● **Given problem**
Reproduce the material exactly, omitting nothing.

● **Information supplied**
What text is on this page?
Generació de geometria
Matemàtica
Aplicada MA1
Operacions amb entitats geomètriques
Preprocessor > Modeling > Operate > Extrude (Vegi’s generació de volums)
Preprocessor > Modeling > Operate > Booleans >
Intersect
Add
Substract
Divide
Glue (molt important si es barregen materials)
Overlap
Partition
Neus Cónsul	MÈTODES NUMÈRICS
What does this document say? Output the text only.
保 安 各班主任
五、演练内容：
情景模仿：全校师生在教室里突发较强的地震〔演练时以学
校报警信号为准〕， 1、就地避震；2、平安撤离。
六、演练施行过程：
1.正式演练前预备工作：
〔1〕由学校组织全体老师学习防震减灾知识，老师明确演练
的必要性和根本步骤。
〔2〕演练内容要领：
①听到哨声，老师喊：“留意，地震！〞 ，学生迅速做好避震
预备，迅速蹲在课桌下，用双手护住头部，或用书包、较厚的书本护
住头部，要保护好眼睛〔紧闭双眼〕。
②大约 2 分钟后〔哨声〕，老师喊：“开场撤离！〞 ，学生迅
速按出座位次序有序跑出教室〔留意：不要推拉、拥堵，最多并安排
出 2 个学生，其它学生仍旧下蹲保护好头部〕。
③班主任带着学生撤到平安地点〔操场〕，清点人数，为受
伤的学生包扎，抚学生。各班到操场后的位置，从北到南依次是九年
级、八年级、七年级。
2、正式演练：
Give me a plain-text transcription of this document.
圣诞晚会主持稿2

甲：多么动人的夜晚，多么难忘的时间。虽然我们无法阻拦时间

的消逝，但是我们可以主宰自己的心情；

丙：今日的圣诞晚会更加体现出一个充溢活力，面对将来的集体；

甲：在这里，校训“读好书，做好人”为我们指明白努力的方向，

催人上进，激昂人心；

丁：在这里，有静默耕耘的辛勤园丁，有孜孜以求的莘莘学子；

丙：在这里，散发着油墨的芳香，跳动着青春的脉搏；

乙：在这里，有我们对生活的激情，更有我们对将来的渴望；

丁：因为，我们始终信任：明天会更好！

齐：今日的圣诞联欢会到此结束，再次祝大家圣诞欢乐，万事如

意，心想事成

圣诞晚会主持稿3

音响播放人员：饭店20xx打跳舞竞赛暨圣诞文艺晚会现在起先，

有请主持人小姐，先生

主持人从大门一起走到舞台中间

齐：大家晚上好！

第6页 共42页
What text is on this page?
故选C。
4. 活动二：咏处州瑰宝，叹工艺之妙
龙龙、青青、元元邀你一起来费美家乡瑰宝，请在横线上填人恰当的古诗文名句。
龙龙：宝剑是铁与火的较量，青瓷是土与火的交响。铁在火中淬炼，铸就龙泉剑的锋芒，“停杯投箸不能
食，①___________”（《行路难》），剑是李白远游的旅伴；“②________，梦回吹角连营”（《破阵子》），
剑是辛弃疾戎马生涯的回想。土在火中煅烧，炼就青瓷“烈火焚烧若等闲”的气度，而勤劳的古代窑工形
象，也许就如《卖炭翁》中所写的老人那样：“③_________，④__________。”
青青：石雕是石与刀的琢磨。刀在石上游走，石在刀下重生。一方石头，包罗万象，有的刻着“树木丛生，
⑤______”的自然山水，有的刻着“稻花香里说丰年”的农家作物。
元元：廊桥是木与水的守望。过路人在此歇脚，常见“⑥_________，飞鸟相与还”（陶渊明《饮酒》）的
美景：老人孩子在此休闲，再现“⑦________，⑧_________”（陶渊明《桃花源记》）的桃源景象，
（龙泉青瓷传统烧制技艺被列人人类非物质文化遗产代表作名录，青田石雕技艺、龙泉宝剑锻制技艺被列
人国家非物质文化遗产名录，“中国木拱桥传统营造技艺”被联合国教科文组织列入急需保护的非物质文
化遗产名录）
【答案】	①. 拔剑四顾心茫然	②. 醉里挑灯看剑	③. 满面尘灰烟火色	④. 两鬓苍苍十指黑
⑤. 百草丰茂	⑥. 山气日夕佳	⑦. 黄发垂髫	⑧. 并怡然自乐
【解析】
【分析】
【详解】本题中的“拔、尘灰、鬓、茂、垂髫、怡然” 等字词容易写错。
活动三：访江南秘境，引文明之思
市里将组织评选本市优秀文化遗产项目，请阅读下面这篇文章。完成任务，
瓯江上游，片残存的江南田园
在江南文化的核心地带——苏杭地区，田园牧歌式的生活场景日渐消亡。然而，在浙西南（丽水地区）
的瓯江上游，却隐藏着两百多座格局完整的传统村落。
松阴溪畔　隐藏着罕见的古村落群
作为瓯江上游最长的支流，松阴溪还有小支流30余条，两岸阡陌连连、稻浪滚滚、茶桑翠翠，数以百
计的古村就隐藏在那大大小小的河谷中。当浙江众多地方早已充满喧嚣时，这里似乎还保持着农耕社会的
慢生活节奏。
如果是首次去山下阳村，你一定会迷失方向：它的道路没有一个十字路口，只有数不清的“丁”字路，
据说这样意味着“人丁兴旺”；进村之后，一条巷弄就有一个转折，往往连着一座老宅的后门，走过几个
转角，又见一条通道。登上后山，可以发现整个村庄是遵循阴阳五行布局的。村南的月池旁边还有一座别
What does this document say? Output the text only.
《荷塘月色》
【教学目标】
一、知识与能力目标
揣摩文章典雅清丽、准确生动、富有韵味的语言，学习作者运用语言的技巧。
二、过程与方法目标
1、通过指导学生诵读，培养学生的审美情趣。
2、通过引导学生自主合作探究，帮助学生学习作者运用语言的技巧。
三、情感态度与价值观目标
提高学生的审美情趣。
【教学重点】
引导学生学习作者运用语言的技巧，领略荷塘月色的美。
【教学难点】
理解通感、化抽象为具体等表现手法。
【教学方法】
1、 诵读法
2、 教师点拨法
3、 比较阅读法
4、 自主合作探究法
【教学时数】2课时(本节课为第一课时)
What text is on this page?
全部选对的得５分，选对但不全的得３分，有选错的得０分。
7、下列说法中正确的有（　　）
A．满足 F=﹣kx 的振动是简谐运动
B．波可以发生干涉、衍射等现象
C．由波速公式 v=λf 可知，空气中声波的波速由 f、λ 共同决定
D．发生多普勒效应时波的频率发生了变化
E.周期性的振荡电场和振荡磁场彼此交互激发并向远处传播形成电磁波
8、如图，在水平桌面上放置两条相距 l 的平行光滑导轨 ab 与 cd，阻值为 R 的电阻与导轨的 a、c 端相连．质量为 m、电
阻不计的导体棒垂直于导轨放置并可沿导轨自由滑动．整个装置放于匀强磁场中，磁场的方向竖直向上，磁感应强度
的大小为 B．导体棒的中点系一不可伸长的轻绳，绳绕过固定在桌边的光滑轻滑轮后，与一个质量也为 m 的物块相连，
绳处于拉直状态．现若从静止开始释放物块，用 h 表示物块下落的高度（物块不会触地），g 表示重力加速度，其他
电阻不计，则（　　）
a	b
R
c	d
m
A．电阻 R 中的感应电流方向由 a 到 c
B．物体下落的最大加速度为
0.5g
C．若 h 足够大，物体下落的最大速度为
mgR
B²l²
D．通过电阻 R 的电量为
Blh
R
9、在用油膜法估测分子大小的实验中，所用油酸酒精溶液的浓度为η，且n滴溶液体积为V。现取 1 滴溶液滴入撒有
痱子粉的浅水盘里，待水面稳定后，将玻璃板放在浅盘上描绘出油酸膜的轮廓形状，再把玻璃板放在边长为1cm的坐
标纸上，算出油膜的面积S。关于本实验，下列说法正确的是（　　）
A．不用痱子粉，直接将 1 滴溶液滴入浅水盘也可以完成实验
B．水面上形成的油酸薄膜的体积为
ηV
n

● **Task response**
What text is on this page?
Generació de geometria
Matemàtica
Aplicada MA1
Operacions amb entitats geomètriques
Preprocessor > Modeling > Operate > Extrude (Vegi’s generació de volums)
Preprocessor > Modeling > Operate > Booleans >
Intersect
Add
Substract
Divide
Glue (molt important si es barregen materials)
Overlap
Partition
Neus Cónsul	MÈTODES NUMÈRICS
What does this document say? Output the text only.
保 安 各班主任
五、演练内容：
情景模仿：全校师生在教室里突发较强的地震〔演练时以学
校报警信号为准〕， 1、就地避震；2、平安撤离。
六、演练施行过程：
1.正式演练前预备工作：
〔1〕由学校组织全体老师学习防震减灾知识，老师明确演练
的必要性和根本步骤。
〔2〕演练内容要领：
①听到哨声，老师喊：“留意，地震！〞 ，学生迅速做好避震
预备，迅速蹲在课桌下，用双手护住头部，或用书包、较厚的书本护
住头部，要保护好眼睛〔紧闭双眼〕。
②大约 2 分钟后〔哨声〕，老师喊：“开场撤离！〞 ，学生迅
速按出座位次序有序跑出教室〔留意：不要推拉、拥堵，最多并安排
出 2 个学生，其它学生仍旧下蹲保护好头部〕。
③班主任带着学生撤到平安地点〔操场〕，清点人数，为受
伤的学生包扎，抚学生。各班到操场后的位置，从北到南依次是九年
级、八年级、七年级。
2、正式演练：
Give me a plain-text transcription of this document.
圣诞晚会主持稿2

甲：多么动人的夜晚，多么难忘的时间。虽然我们无法阻拦时间

的消逝，但是我们可以主宰自己的心情；

丙：今日的圣诞晚会更加体现出一个充溢活力，面对将来的集体；

甲：在这里，校训“读好书，做好人”为我们指明白努力的方向，

催人上进，激昂人心；

丁：在这里，有静默耕耘的辛勤园丁，有孜孜以求的莘莘学子；

丙：在这里，散发着油墨的芳香，跳动着青春的脉搏；

乙：在这里，有我们对生活的激情，更有我们对将来的渴望；

丁：因为，我们始终信任：明天会更好！

齐：今日的圣诞联欢会到此结束，再次祝大家圣诞欢乐，万事如

意，心想事成

圣诞晚会主持稿3

音响播放人员：饭店20xx打跳舞竞赛暨圣诞文艺晚会现在起先，

有请主持人小姐，先生

主持人从大门一起走到舞台中间

齐：大家晚上好！

第6页 共42页
What text is on this page?
故选C。
4. 活动二：咏处州瑰宝，叹工艺之妙
龙龙、青青、元元邀你一起来费美家乡瑰宝，请在横线上填人恰当的古诗文名句。
龙龙：宝剑是铁与火的较量，青瓷是土与火的交响。铁在火中淬炼，铸就龙泉剑的锋芒，“停杯投箸不能
食，①___________”（《行路难》），剑是李白远游的旅伴；“②________，梦回吹角连营”（《破阵子》），
剑是辛弃疾戎马生涯的回想。土在火中煅烧，炼就青瓷“烈火焚烧若等闲”的气度，而勤劳的古代窑工形
象，也许就如《卖炭翁》中所写的老人那样：“③_________，④__________。”
青青：石雕是石与刀的琢磨。刀在石上游走，石在刀下重生。一方石头，包罗万象，有的刻着“树木丛生，
⑤______”的自然山水，有的刻着“稻花香里说丰年”的农家作物。
元元：廊桥是木与水的守望。过路人在此歇脚，常见“⑥_________，飞鸟相与还”（陶渊明《饮酒》）的
美景：老人孩子在此休闲，再现“⑦________，⑧_________”（陶渊明《桃花源记》）的桃源景象，
（龙泉青瓷传统烧制技艺被列人人类非物质文化遗产代表作名录，青田石雕技艺、龙泉宝剑锻制技艺被列
人国家非物质文化遗产名录，“中国木拱桥传统营造技艺”被联合国教科文组织列入急需保护的非物质文
化遗产名录）
【答案】	①. 拔剑四顾心茫然	②. 醉里挑灯看剑	③. 满面尘灰烟火色	④. 两鬓苍苍十指黑
⑤. 百草丰茂	⑥. 山气日夕佳	⑦. 黄发垂髫	⑧. 并怡然自乐
【解析】
【分析】
【详解】本题中的“拔、尘灰、鬓、茂、垂髫、怡然” 等字词容易写错。
活动三：访江南秘境，引文明之思
市里将组织评选本市优秀文化遗产项目，请阅读下面这篇文章。完成任务，
瓯江上游，片残存的江南田园
在江南文化的核心地带——苏杭地区，田园牧歌式的生活场景日渐消亡。然而，在浙西南（丽水地区）
的瓯江上游，却隐藏着两百多座格局完整的传统村落。
松阴溪畔　隐藏着罕见的古村落群
作为瓯江上游最长的支流，松阴溪还有小支流30余条，两岸阡陌连连、稻浪滚滚、茶桑翠翠，数以百
计的古村就隐藏在那大大小小的河谷中。当浙江众多地方早已充满喧嚣时，这里似乎还保持着农耕社会的
慢生活节奏。
如果是首次去山下阳村，你一定会迷失方向：它的道路没有一个十字路口，只有数不清的“丁”字路，
据说这样意味着“人丁兴旺”；进村之后，一条巷弄就有一个转折，往往连着一座老宅的后门，走过几个
转角，又见一条通道。登上后山，可以发现整个村庄是遵循阴阳五行布局的。村南的月池旁边还有一座别
What does this document say? Output the text only.
《荷塘月色》
【教学目标】
一、知识与能力目标
揣摩文章典雅清丽、准确生动、富有韵味的语言，学习作者运用语言的技巧。
二、过程与方法目标
1、通过指导学生诵读，培养学生的审美情趣。
2、通过引导学生自主合作探究，帮助学生学习作者运用语言的技巧。
三、情感态度与价值观目标
提高学生的审美情趣。
【教学重点】
引导学生学习作者运用语言的技巧，领略荷塘月色的美。
【教学难点】
理解通感、化抽象为具体等表现手法。
【教学方法】
1、 诵读法
2、 教师点拨法
3、 比较阅读法
4、 自主合作探究法
【教学时数】2课时(本节课为第一课时)
What text is on this page?
全部选对的得５分，选对但不全的得３分，有选错的得０分。
7、下列说法中正确的有（　　）
A．满足 F=﹣kx 的振动是简谐运动
B．波可以发生干涉、衍射等现象
C．由波速公式 v=λf 可知，空气中声波的波速由 f、λ 共同决定
D．发生多普勒效应时波的频率发生了变化
E.周期性的振荡电场和振荡磁场彼此交互激发并向远处传播形成电磁波
8、如图，在水平桌面上放置两条相距 l 的平行光滑导轨 ab 与 cd，阻值为 R 的电阻与导轨的 a、c 端相连．质量为 m、电
阻不计的导体棒垂直于导轨放置并可沿导轨自由滑动．整个装置放于匀强磁场中，磁场的方向竖直向上，磁感应强度
的大小为 B．导体棒的中点系一不可伸长的轻绳，绳绕过固定在桌边的光滑轻滑轮后，与一个质量也为 m 的物块相连，
绳处于拉直状态．现若从静止开始释放物块，用 h 表示物块下落的高度（物块不会触地），g 表示重力加速度，其他
电阻不计，则（　　）
a	b
R
c	d
m
A．电阻 R 中的感应电流方向由 a 到 c
B．物体下落的最大加速度为
0.5g
C．若 h 足够大，物体下落的最大速度为
mgR
B²l²
D．通过电阻 R 的电量为
Blh
R
9、在用油膜法估测分子大小的实验中，所用油酸酒精溶液的浓度为η，且n滴溶液体积为V。现取 1 滴溶液滴入撒有
痱子粉的浅水盘里，待水面稳定后，将玻璃板放在浅盘上描绘出油酸膜的轮廓形状，再把玻璃板放在边长为1cm的坐
标纸上，算出油膜的面积S。关于本实验，下列说法正确的是（　　）
A．不用痱子粉，直接将 1 滴溶液滴入浅水盘也可以完成实验
B．水面上形成的油酸薄膜的体积为
ηV
n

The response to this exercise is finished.